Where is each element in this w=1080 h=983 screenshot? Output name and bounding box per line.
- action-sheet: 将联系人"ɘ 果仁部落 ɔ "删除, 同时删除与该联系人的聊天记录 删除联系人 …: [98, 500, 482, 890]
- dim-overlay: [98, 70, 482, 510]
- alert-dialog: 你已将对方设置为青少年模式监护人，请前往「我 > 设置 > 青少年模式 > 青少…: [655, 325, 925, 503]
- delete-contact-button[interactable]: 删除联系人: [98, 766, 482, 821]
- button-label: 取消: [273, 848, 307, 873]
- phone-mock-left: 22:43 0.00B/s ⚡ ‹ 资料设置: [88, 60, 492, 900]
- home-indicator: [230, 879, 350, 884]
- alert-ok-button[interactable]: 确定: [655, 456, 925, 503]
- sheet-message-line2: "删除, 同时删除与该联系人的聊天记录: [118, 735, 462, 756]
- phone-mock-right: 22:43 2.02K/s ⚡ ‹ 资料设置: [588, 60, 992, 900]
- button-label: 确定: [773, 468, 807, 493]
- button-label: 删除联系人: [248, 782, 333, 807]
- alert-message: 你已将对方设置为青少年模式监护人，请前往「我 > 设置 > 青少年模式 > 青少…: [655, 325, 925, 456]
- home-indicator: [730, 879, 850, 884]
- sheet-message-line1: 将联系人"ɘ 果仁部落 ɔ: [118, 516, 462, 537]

++++++++++

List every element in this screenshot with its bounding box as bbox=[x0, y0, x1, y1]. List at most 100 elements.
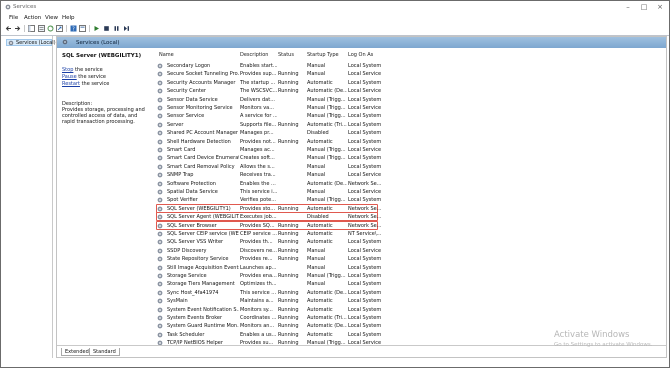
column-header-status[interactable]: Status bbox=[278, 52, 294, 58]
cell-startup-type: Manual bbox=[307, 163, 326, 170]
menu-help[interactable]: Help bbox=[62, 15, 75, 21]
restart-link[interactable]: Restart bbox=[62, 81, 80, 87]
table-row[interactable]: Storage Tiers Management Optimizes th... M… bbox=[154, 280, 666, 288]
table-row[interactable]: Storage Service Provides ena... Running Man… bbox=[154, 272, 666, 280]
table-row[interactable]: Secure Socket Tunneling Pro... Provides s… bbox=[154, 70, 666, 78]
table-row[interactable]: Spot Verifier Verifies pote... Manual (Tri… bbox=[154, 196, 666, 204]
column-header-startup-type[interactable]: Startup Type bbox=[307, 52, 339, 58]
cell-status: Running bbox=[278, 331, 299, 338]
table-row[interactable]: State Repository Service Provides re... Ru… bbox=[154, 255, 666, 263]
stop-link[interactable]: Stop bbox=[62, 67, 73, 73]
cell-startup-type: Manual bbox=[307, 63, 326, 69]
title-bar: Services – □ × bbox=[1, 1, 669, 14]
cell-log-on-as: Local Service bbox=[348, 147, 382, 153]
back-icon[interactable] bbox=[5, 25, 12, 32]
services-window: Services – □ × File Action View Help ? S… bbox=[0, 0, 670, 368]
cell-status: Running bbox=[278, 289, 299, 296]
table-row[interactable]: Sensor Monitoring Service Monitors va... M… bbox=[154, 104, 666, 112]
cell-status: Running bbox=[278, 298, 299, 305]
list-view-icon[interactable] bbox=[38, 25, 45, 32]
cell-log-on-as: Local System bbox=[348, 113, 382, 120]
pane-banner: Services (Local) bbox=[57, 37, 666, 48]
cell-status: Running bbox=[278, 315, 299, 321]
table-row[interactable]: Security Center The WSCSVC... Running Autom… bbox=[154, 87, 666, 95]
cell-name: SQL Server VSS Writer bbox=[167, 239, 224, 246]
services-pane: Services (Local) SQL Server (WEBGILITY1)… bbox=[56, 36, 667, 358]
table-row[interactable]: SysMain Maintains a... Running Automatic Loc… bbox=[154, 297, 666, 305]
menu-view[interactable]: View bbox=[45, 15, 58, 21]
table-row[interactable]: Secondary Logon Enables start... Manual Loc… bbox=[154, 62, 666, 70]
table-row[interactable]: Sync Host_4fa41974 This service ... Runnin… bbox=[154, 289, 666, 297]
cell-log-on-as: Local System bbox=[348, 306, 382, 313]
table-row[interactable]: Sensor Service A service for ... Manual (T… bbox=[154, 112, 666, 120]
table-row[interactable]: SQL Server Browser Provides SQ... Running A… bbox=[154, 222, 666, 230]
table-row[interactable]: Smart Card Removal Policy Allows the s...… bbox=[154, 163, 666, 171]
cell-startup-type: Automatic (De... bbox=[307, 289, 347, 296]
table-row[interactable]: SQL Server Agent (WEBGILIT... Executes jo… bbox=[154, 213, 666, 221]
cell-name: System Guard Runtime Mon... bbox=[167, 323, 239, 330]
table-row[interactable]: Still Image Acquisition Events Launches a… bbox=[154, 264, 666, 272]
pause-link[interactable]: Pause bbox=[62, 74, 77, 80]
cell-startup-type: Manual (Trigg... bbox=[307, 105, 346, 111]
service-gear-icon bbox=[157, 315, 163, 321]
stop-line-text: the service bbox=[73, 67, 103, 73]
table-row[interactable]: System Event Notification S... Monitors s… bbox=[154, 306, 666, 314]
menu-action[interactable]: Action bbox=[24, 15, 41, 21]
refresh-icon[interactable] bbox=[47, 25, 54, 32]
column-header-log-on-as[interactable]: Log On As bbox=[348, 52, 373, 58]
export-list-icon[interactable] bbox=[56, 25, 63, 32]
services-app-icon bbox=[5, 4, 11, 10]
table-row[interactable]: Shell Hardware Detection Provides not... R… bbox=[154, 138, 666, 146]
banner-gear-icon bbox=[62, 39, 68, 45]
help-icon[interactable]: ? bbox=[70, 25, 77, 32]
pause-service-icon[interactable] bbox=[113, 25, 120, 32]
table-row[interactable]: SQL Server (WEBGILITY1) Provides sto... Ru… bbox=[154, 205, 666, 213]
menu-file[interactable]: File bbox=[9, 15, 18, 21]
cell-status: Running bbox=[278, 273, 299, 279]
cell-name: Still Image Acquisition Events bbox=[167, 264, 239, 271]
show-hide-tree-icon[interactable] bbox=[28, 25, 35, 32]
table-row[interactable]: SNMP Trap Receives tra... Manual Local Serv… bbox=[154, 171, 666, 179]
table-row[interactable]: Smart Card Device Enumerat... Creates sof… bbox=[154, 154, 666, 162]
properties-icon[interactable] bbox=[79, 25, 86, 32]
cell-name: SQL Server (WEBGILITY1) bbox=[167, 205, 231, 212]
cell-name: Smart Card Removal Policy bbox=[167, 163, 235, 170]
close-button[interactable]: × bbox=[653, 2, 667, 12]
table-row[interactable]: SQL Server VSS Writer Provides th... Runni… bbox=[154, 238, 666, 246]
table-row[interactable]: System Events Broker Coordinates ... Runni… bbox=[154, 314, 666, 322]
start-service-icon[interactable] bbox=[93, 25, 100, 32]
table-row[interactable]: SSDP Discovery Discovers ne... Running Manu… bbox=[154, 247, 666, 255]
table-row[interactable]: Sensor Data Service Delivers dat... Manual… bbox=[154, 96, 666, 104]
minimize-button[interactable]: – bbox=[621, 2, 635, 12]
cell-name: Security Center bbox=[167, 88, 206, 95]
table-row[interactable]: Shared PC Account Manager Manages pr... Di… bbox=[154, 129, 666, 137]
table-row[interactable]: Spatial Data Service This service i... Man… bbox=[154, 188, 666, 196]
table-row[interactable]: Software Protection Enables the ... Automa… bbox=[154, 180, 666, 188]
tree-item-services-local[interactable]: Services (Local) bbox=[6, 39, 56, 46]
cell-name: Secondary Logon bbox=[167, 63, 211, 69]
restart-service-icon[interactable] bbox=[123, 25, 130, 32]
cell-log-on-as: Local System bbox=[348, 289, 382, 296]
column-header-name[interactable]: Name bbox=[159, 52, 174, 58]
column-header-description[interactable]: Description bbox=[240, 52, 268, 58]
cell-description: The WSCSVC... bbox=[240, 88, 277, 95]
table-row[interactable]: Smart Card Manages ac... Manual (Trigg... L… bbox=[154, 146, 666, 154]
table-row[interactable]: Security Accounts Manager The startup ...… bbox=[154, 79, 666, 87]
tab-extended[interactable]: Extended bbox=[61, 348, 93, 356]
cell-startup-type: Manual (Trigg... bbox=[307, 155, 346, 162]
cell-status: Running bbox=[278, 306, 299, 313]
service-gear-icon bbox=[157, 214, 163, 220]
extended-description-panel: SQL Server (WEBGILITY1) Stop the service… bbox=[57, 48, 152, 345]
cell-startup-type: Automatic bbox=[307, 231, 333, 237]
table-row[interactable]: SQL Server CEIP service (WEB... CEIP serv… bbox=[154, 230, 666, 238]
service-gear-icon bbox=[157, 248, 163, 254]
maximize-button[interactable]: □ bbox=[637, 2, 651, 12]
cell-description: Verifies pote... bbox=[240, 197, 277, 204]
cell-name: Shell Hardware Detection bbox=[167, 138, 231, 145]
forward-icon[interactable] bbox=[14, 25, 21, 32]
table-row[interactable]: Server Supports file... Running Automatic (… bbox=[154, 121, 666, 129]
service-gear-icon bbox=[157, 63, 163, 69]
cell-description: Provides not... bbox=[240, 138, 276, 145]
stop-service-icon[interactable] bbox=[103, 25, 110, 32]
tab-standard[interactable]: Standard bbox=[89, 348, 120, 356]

++++++++++

Aim of the task:
Reproduce the listing starting at the line that contains "Where is each" and ending at the line that contains "- alert-ok-button[interactable]: 确定: [655, 456, 925, 503]", substituting "screen capture" for "screenshot" and leaving everything else unchanged. Give only those lines.

Written reply:
Where is each element in this w=1080 h=983 screen capture? Output name and bounding box per line.
- action-sheet: 将联系人"ɘ 果仁部落 ɔ "删除, 同时删除与该联系人的聊天记录 删除联系人 …: [98, 500, 482, 890]
- dim-overlay: [98, 70, 482, 510]
- alert-dialog: 你已将对方设置为青少年模式监护人，请前往「我 > 设置 > 青少年模式 > 青少…: [655, 325, 925, 503]
- delete-contact-button[interactable]: 删除联系人: [98, 766, 482, 821]
- button-label: 取消: [273, 848, 307, 873]
- phone-mock-left: 22:43 0.00B/s ⚡ ‹ 资料设置: [88, 60, 492, 900]
- home-indicator: [230, 879, 350, 884]
- alert-ok-button[interactable]: 确定: [655, 456, 925, 503]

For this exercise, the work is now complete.